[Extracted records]
>> BEGIN

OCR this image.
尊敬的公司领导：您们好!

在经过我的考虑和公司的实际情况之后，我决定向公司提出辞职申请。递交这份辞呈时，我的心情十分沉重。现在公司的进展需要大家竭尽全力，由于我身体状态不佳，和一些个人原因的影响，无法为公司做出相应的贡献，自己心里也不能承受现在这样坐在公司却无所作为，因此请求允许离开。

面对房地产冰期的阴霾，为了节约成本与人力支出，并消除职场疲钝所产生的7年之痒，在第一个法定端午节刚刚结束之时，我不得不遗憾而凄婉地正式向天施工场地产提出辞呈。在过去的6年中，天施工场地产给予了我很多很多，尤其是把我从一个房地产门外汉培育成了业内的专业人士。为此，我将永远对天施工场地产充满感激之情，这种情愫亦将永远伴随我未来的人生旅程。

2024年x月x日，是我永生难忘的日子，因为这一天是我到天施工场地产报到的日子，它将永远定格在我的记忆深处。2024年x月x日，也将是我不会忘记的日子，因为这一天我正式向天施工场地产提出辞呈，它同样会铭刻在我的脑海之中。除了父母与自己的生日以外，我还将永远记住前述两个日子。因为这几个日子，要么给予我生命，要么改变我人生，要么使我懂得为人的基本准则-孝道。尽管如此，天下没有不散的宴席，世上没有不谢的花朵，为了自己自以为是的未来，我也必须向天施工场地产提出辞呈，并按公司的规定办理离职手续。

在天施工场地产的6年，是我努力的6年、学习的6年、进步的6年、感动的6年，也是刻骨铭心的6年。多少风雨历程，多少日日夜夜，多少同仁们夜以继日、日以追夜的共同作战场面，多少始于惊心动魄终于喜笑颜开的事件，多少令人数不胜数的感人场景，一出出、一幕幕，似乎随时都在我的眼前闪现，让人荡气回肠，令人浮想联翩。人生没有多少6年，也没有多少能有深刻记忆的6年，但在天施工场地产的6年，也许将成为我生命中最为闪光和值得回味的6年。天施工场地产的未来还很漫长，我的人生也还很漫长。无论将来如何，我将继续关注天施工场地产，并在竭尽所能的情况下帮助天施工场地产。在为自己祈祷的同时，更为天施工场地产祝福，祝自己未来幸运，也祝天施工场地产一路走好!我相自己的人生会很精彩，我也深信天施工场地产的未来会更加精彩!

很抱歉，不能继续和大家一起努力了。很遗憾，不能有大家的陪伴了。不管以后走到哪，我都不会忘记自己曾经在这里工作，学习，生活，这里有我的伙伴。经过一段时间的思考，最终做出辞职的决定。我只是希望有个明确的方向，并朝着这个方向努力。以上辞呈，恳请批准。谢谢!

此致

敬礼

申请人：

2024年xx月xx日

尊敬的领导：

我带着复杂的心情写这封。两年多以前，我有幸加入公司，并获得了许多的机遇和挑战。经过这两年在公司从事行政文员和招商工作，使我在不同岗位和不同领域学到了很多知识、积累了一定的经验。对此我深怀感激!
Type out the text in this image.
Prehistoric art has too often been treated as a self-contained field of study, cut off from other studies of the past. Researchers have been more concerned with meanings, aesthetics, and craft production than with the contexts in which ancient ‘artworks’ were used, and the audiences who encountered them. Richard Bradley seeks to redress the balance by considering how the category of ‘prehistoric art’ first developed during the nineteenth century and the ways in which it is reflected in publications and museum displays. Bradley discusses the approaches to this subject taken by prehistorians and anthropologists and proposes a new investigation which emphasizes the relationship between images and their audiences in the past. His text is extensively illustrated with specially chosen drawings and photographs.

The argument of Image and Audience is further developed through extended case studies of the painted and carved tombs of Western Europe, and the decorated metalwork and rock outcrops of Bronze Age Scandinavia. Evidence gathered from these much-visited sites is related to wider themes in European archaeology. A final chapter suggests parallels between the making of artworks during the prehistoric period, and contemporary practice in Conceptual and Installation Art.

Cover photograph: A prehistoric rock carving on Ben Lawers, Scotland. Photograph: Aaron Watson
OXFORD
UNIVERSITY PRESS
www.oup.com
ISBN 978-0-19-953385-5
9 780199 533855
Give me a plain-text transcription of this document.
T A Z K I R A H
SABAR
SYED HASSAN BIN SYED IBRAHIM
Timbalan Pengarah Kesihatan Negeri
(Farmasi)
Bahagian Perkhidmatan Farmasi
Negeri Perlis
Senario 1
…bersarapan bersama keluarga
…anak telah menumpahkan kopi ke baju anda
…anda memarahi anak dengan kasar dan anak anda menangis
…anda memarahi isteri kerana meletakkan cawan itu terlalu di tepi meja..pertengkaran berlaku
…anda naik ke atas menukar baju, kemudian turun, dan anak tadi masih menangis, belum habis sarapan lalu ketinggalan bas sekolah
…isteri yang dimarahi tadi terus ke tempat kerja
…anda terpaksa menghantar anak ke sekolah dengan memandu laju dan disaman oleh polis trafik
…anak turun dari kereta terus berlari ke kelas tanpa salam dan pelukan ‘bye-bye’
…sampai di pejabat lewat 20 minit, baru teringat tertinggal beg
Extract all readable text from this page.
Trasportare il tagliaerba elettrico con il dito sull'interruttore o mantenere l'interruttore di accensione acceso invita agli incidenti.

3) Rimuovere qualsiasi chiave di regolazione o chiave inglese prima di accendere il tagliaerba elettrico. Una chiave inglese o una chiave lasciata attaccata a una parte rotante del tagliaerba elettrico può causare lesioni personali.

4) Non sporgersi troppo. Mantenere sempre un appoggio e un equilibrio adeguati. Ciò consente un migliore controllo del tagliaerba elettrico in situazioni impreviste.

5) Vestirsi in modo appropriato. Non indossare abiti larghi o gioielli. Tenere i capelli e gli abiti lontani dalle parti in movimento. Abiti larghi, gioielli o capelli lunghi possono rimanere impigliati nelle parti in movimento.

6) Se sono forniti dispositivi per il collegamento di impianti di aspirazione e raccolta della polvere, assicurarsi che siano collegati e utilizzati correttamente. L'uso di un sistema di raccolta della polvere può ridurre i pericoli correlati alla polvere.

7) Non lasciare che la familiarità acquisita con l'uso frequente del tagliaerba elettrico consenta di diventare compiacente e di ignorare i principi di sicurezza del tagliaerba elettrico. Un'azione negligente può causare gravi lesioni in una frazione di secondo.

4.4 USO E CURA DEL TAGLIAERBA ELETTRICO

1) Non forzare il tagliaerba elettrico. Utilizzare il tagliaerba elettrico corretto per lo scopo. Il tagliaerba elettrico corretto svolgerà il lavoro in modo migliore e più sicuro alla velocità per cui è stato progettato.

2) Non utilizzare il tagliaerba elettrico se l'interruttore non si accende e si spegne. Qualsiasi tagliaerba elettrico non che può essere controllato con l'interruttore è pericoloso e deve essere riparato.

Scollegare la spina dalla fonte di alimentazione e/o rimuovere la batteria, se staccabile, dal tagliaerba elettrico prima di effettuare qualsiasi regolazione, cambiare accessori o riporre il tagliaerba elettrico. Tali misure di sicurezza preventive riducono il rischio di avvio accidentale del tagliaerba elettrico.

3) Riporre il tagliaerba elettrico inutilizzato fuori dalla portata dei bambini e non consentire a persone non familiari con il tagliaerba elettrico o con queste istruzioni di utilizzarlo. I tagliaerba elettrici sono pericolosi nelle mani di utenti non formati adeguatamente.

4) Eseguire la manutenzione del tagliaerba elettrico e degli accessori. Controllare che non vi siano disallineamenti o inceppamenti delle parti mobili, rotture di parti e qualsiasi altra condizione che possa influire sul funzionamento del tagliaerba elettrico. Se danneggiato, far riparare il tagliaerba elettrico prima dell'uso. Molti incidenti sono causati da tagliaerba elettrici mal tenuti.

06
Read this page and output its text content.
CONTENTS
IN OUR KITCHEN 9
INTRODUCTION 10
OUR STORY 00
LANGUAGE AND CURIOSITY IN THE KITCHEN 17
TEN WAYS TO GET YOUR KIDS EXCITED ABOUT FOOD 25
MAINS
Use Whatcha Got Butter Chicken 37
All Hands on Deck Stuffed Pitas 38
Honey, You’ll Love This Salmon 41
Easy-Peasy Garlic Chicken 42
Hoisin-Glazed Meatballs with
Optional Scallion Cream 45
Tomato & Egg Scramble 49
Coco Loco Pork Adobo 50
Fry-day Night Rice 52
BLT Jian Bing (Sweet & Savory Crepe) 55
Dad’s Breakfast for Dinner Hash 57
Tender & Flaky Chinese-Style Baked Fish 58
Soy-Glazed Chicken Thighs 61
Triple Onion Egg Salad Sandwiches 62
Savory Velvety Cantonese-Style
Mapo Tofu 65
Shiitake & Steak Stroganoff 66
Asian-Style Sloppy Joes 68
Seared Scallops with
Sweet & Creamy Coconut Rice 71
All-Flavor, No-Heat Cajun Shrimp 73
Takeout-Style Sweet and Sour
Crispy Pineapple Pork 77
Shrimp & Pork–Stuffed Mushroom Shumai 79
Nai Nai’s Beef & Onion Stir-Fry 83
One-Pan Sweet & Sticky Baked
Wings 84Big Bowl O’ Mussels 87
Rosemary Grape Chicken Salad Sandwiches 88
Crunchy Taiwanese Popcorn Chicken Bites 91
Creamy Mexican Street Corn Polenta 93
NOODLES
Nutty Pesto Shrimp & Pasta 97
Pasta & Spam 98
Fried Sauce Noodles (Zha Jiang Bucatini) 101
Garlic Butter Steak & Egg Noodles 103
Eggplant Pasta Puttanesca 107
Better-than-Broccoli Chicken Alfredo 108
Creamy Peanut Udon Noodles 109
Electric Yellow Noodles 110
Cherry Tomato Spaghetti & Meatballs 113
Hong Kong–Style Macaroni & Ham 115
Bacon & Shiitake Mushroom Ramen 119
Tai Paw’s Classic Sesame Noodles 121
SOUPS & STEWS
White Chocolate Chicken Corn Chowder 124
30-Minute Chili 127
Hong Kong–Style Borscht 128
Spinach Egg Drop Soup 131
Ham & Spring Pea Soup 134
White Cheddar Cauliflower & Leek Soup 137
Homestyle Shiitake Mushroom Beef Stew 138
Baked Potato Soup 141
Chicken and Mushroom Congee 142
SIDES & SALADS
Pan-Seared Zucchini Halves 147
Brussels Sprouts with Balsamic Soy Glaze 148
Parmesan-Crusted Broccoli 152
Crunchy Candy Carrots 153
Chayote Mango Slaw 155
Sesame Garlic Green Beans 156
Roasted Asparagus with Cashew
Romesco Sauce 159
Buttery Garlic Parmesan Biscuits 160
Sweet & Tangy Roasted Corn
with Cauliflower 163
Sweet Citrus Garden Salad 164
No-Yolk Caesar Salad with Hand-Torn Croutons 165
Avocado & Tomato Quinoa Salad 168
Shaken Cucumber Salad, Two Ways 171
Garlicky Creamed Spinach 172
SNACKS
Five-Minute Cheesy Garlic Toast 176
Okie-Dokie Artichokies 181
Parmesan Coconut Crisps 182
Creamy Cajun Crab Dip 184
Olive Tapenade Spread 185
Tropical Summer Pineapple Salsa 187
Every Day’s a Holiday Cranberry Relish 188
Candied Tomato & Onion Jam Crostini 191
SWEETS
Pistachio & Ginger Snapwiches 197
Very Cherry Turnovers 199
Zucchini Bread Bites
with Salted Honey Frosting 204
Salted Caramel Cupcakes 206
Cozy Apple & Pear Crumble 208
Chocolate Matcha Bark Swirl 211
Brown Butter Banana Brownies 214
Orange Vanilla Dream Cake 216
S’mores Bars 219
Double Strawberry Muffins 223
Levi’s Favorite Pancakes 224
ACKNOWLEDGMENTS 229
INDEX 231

>> END

#### [GOAL OF THE EXERCISE]
Lines containing the word "tadi" must all be returned from the material above.

#### [WORKED SOLUTION]
…anda naik ke atas menukar baju, kemudian turun, dan anak tadi masih menangis, belum habis sarapan lalu ketinggalan bas sekolah
…isteri yang dimarahi tadi terus ke tempat kerja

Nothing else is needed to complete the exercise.